▸ Entries with figure data:
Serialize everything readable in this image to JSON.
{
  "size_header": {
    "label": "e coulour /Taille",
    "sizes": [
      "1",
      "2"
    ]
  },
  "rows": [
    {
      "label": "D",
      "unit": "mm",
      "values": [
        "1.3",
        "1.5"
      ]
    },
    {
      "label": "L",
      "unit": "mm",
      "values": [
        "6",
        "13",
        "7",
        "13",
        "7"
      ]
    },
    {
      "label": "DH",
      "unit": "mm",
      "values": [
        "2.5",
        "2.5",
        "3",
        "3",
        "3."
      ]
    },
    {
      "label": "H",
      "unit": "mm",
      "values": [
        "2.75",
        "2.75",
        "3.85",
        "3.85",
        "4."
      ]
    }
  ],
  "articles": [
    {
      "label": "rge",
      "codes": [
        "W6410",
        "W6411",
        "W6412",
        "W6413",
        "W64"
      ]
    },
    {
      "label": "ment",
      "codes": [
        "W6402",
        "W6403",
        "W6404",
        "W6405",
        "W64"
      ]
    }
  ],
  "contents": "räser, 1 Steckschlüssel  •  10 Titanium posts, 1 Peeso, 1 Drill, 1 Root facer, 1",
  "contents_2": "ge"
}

▸ Problem to work on: Identify the lines above that contain the word "label", then copy them.

▸ Response below:
    "label": "e coulour /Taille",
      "label": "D",
      "label": "L",
      "label": "DH",
      "label": "H",
      "label": "rge",
      "label": "ment",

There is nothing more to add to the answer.